:: Material to process

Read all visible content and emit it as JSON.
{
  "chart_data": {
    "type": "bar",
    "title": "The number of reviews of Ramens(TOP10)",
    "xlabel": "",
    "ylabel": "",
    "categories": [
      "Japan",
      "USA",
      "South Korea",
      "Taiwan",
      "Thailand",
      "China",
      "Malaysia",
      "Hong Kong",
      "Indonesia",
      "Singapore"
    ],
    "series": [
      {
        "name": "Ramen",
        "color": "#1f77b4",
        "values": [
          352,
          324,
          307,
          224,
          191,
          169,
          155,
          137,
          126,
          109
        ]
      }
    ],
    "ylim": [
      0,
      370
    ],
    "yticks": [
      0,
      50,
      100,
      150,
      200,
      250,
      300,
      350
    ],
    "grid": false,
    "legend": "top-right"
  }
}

::::

Problem to work on: Your task is to quote the listing above word for word.

Result below:
Read all visible content and emit it as JSON.
{
  "chart_data": {
    "type": "bar",
    "title": "The number of reviews of Ramens(TOP10)",
    "xlabel": "",
    "ylabel": "",
    "categories": [
      "Japan",
      "USA",
      "South Korea",
      "Taiwan",
      "Thailand",
      "China",
      "Malaysia",
      "Hong Kong",
      "Indonesia",
      "Singapore"
    ],
    "series": [
      {
        "name": "Ramen",
        "color": "#1f77b4",
        "values": [
          352,
          324,
          307,
          224,
          191,
          169,
          155,
          137,
          126,
          109
        ]
      }
    ],
    "ylim": [
      0,
      370
    ],
    "yticks": [
      0,
      50,
      100,
      150,
      200,
      250,
      300,
      350
    ],
    "grid": false,
    "legend": "top-right"
  }
}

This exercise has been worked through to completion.